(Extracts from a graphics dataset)

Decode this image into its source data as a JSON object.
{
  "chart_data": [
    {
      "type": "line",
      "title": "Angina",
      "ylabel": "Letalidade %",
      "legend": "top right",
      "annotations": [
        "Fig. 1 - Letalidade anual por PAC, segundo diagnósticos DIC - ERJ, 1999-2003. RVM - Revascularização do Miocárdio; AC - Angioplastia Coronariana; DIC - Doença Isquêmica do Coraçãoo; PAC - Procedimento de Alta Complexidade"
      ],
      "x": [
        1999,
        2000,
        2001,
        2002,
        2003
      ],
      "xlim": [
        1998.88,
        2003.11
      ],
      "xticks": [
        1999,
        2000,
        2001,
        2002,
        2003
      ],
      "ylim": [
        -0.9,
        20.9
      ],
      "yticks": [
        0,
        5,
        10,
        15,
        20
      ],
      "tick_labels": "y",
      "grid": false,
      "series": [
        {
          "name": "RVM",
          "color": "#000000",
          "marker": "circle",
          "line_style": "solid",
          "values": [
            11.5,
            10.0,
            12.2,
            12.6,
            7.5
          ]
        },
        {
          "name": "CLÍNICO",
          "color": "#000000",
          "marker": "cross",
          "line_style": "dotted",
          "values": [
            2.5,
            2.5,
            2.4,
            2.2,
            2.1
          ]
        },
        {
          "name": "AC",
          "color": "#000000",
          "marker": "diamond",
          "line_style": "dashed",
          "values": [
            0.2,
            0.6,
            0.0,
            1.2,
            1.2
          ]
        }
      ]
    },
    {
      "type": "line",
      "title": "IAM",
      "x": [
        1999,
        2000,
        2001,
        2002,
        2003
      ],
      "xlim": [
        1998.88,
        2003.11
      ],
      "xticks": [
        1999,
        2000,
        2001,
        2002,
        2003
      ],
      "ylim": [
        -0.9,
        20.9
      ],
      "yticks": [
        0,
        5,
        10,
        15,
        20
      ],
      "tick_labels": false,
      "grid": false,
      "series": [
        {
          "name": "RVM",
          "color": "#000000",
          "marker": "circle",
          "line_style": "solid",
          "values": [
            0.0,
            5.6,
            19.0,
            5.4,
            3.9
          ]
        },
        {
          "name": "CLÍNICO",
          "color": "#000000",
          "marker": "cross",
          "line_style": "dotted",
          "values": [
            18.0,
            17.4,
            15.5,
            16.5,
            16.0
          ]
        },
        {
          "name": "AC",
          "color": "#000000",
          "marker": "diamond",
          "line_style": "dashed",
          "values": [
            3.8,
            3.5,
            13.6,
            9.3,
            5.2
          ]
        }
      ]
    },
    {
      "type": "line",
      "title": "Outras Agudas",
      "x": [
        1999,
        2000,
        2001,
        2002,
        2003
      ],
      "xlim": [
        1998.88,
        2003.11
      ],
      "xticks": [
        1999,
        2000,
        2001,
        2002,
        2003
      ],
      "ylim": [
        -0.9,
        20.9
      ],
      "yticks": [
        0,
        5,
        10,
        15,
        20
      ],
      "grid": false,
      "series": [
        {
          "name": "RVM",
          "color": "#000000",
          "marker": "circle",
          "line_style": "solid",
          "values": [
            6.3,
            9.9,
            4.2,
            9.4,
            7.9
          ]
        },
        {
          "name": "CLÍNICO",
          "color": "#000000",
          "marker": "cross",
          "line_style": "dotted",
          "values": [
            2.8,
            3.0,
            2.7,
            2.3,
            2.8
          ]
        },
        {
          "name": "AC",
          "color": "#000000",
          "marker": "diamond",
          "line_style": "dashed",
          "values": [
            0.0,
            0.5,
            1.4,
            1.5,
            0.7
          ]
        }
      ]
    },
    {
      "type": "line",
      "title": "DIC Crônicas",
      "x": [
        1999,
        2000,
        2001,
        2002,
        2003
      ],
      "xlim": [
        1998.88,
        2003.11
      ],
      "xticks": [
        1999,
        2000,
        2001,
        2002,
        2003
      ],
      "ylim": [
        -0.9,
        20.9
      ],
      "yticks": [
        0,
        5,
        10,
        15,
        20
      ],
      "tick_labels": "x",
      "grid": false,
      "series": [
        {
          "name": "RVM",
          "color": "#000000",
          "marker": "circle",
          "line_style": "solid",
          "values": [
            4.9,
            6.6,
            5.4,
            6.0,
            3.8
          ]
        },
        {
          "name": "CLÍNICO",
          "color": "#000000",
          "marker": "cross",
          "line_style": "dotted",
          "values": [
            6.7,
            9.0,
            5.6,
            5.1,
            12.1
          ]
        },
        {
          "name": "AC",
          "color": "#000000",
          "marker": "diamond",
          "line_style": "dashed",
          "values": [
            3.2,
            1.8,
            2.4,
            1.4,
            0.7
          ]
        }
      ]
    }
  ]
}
---
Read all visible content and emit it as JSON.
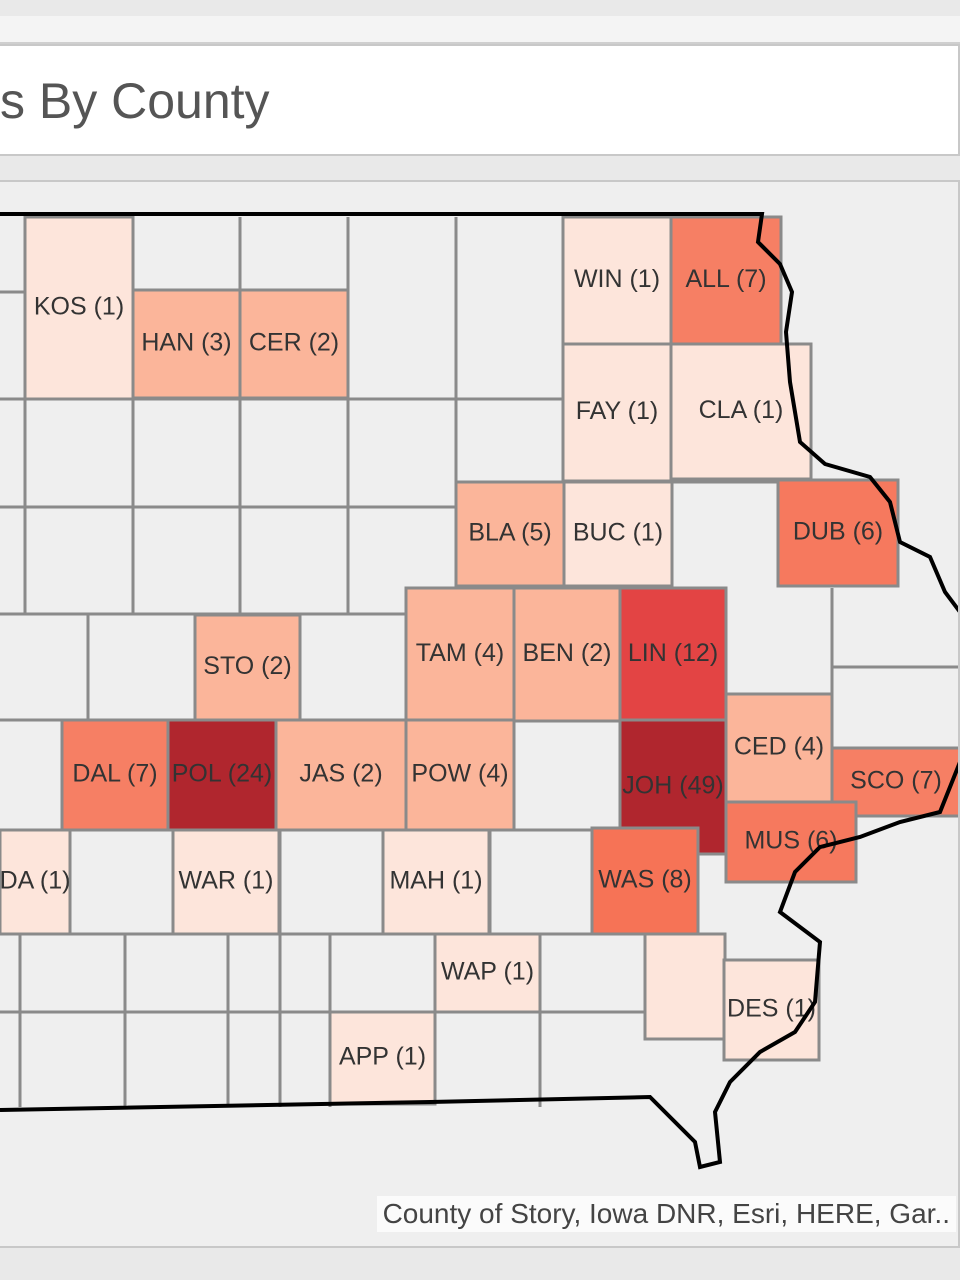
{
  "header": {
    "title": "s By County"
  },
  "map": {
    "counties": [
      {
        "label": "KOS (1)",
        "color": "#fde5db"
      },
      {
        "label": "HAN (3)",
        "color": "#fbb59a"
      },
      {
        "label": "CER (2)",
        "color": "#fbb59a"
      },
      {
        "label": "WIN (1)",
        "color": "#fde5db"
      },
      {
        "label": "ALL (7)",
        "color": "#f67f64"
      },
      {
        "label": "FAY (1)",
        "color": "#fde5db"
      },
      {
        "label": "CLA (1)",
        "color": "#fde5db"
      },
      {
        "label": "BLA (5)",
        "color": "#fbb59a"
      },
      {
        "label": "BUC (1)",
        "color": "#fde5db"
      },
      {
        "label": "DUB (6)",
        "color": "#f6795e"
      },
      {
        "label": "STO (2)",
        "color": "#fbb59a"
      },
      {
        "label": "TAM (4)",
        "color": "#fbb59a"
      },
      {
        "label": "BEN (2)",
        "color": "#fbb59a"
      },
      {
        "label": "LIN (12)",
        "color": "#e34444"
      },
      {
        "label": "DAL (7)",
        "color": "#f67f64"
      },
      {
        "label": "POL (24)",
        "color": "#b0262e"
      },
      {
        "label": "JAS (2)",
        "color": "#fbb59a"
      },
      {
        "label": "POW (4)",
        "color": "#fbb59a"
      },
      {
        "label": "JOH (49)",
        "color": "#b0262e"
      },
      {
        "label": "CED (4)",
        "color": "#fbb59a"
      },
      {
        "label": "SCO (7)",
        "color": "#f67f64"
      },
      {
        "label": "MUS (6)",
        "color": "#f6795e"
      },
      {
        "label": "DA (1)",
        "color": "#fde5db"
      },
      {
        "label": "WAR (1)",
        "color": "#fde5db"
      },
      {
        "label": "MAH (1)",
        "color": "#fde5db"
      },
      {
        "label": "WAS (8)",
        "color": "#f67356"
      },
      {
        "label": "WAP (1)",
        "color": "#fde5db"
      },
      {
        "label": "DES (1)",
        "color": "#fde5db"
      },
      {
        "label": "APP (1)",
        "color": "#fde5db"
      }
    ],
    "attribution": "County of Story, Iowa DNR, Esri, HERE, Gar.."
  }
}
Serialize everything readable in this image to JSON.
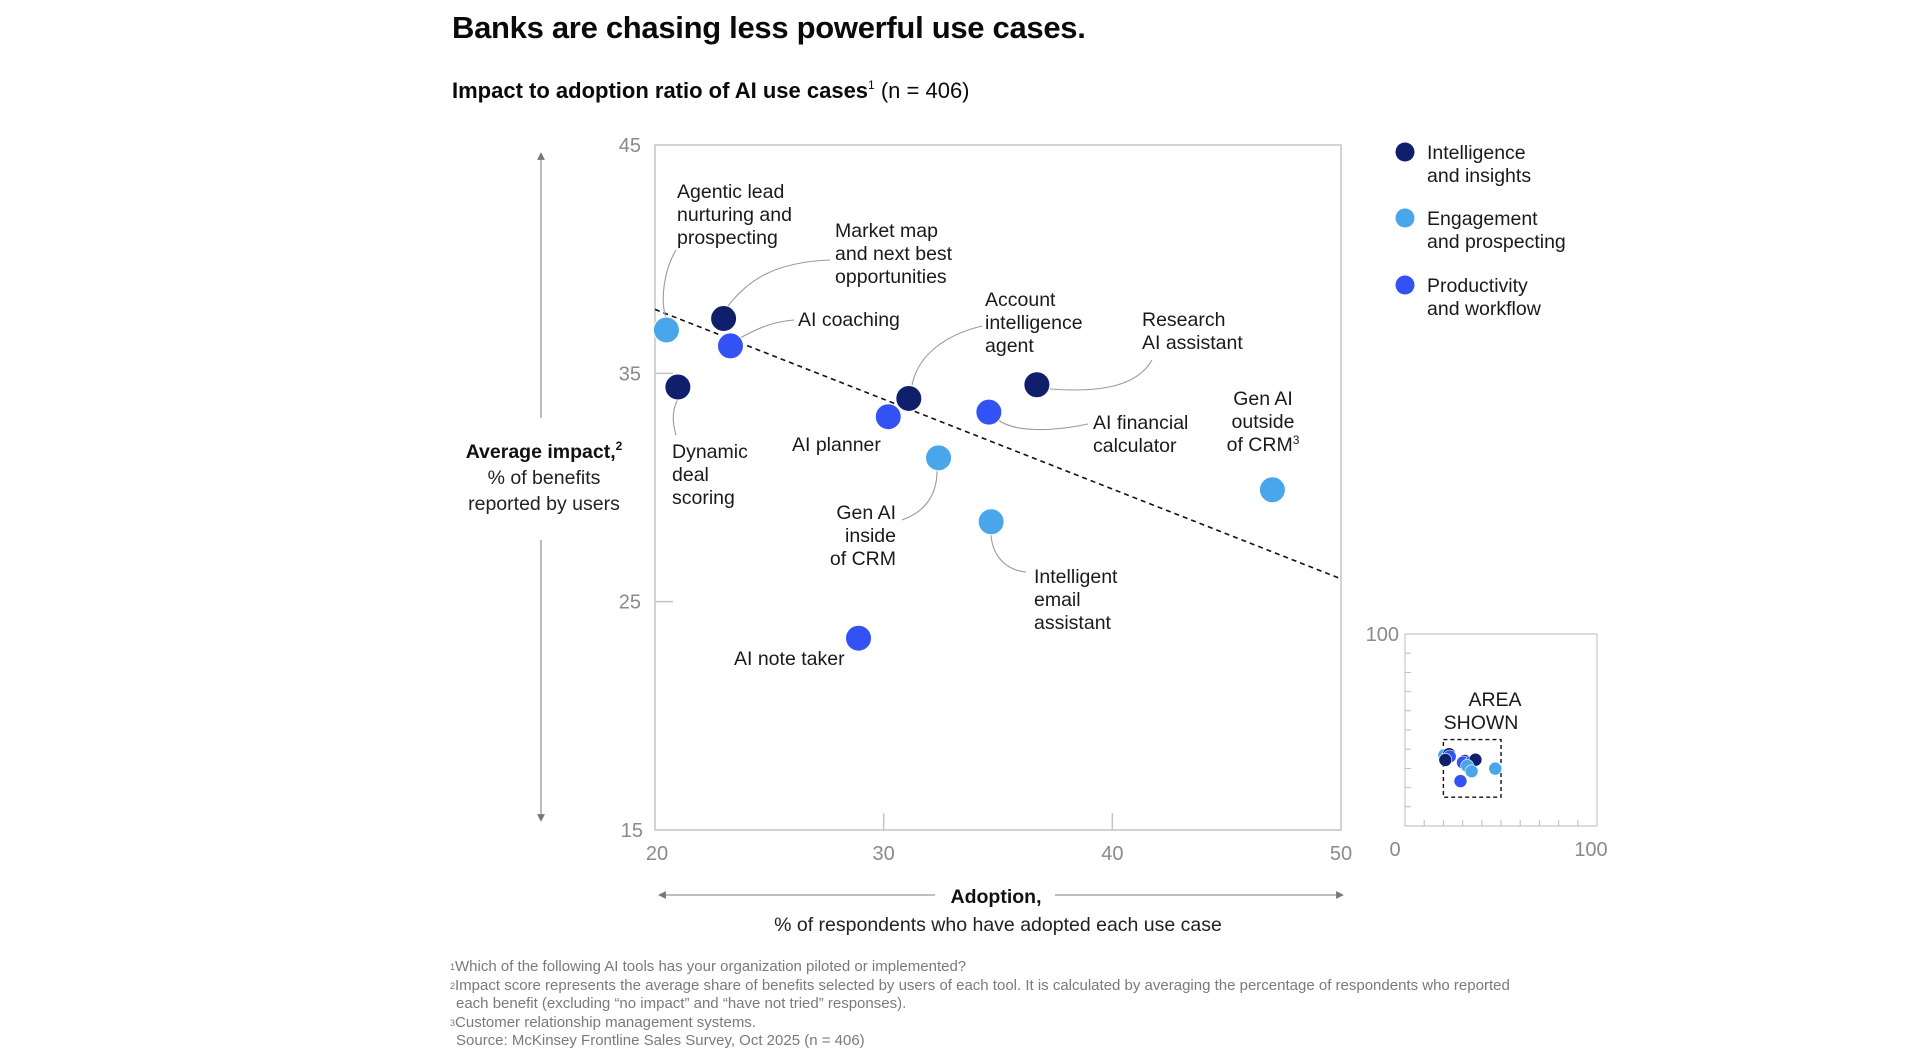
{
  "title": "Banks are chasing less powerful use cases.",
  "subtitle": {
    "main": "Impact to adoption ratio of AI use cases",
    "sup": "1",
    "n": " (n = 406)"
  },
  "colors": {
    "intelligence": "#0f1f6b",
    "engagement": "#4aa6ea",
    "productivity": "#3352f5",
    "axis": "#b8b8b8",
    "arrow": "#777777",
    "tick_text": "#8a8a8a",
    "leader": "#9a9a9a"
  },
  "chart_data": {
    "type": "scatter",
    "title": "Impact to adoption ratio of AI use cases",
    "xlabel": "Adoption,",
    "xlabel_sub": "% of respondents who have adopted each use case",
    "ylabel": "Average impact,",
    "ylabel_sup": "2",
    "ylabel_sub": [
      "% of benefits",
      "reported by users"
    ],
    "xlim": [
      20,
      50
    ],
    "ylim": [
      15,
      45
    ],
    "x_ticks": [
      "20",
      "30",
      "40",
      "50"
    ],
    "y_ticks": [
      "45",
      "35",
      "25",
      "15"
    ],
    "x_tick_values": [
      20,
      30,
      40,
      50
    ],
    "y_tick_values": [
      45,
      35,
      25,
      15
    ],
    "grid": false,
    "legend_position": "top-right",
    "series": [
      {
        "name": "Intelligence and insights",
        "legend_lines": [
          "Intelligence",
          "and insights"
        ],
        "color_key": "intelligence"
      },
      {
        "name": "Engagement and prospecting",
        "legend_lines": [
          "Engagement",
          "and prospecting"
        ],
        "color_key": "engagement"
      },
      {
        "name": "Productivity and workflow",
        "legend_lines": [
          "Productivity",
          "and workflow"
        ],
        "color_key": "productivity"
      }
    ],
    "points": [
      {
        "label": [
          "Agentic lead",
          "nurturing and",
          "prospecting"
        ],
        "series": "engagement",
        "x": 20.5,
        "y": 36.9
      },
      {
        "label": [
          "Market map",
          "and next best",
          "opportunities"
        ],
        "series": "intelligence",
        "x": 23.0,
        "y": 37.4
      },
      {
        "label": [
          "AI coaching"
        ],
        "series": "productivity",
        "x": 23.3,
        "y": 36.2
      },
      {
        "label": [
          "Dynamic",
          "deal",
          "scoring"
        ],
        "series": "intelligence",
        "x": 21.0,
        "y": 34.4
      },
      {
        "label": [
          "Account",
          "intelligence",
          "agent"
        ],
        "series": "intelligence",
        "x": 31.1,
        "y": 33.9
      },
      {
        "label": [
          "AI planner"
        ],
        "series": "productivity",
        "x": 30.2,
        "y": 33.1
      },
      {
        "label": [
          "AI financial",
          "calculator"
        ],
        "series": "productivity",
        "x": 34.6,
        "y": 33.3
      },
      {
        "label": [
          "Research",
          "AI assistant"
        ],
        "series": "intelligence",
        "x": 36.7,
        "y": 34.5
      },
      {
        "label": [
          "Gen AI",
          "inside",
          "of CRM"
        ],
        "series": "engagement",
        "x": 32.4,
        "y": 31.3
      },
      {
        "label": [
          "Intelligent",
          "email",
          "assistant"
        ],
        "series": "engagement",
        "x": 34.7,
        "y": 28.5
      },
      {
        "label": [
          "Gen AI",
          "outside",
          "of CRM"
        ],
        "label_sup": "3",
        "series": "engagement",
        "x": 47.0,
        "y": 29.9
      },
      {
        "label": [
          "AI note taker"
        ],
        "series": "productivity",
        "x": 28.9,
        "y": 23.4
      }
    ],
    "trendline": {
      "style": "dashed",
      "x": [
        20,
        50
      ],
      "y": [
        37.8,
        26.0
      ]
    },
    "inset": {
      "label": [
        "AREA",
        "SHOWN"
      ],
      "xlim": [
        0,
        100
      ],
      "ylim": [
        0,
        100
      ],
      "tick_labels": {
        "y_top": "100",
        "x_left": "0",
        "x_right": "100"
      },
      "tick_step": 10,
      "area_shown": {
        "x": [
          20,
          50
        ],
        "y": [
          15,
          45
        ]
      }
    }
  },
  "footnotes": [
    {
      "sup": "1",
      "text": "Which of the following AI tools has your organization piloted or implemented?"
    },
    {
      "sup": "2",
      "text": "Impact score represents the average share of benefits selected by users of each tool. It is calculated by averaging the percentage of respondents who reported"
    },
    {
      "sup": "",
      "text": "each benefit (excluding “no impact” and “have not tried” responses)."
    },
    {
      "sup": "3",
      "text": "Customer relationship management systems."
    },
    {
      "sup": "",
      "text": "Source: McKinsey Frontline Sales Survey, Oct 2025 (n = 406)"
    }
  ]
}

## What to produce
Extract all lines containing the word "ratio".

## Task output
    "main": "Impact to adoption ratio of AI use cases",
    "title": "Impact to adoption ratio of AI use cases",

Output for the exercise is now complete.